**Aim:**
Copy, from the entries below, each line where the word "content" can be found.

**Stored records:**
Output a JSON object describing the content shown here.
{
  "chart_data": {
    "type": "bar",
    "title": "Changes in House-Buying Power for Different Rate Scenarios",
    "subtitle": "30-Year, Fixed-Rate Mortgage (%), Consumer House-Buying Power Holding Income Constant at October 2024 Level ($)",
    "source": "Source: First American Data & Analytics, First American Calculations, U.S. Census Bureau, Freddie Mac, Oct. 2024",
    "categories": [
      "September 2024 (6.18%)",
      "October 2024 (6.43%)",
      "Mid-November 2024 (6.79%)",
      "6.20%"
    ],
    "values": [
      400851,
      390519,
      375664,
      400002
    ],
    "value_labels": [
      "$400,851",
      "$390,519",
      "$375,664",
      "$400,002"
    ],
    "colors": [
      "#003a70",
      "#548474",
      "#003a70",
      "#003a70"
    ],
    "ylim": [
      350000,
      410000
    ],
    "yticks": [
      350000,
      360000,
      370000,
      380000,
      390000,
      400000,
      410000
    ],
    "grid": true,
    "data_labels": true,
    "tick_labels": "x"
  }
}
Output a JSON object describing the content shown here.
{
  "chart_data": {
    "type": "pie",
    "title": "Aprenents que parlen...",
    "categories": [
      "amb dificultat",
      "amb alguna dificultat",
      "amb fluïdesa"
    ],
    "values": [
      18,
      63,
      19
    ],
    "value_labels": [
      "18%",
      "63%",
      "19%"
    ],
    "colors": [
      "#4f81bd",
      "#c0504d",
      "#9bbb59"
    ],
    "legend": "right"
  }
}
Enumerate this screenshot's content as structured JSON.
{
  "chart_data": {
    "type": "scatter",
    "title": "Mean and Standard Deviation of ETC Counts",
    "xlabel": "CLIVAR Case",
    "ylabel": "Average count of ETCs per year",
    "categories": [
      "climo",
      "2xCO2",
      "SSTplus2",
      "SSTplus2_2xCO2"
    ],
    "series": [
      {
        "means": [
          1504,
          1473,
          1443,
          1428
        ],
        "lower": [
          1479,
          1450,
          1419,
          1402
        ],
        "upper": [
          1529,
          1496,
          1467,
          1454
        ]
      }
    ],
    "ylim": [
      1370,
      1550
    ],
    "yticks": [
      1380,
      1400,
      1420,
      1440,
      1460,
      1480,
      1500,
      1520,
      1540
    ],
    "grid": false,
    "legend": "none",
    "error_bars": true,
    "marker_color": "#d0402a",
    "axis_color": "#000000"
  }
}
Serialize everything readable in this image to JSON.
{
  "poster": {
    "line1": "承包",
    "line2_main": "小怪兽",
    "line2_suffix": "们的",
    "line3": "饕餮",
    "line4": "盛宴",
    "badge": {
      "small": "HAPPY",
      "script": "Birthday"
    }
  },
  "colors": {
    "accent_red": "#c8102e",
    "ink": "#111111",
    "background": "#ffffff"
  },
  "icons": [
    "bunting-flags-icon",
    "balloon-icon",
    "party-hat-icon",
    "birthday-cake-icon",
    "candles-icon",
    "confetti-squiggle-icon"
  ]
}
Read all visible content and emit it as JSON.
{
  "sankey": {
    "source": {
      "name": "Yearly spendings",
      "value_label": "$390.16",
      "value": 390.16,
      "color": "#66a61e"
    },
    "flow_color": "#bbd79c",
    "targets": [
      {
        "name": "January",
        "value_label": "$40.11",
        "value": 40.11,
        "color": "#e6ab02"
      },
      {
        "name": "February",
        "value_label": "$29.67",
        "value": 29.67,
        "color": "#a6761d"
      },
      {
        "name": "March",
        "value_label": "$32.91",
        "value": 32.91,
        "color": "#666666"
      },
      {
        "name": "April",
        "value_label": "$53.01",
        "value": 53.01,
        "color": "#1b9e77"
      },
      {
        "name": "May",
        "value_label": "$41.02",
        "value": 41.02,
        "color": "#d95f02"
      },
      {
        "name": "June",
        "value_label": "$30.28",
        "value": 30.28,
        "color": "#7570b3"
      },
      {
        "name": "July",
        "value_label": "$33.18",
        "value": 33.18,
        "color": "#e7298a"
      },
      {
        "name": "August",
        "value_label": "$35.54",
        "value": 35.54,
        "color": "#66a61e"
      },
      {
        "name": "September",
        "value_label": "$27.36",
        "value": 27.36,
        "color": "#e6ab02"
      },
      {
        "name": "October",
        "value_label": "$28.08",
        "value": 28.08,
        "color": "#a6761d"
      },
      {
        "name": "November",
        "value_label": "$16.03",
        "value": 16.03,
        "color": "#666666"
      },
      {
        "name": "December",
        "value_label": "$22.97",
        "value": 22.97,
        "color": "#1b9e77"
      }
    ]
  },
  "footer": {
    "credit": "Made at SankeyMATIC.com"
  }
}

**Answer to this problem:**
Output a JSON object describing the content shown here.
Output a JSON object describing the content shown here.
Enumerate this screenshot's content as structured JSON.
Read all visible content and emit it as JSON.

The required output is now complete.